__YOUR TASK__
Report the count of lines below in which the string "استيراد" occurs; include nothing else.

-- START DATA FOR PROCESSING --

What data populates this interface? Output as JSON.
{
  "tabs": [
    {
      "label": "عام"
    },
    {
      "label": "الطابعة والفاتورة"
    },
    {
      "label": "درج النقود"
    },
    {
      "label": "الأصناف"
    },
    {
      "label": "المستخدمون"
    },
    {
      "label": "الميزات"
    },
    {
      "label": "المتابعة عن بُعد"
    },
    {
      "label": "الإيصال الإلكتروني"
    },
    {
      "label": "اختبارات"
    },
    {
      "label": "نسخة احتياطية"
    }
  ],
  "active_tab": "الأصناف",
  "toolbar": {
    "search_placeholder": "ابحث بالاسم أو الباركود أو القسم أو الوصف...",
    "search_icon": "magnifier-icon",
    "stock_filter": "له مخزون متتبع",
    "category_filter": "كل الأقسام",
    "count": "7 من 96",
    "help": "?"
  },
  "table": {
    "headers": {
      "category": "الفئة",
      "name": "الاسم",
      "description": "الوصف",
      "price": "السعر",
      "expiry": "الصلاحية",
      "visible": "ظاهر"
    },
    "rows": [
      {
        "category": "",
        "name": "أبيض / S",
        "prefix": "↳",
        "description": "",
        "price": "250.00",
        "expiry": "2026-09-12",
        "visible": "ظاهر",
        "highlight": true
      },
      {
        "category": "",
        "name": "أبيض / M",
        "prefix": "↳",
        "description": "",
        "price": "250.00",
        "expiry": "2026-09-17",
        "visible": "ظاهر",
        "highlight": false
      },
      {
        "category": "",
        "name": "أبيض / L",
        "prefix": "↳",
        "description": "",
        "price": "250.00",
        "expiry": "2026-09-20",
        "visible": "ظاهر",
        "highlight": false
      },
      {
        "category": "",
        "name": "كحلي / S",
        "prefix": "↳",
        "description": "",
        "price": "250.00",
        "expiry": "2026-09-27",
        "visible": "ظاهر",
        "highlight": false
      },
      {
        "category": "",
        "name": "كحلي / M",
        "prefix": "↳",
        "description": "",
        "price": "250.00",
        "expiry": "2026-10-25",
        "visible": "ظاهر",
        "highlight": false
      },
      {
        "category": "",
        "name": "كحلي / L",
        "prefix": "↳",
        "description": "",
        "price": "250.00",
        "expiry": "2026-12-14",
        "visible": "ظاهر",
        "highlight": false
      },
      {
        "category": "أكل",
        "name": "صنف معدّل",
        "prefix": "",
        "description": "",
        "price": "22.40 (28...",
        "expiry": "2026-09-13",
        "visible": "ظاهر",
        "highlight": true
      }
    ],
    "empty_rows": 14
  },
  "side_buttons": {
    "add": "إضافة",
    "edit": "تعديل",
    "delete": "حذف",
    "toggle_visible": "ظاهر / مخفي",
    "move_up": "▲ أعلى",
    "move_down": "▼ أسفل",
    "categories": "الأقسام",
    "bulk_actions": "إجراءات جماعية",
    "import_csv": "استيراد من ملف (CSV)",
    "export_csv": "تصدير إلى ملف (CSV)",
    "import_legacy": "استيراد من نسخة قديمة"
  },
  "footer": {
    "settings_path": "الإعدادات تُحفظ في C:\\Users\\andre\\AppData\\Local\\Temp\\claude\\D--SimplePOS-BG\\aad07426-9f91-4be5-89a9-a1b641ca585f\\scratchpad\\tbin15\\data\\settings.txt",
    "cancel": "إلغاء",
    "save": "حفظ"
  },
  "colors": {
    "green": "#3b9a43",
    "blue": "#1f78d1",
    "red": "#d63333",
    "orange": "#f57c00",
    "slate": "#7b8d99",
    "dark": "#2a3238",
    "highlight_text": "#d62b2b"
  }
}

-- END DATA FOR PROCESSING --

__TASK OUTPUT__
2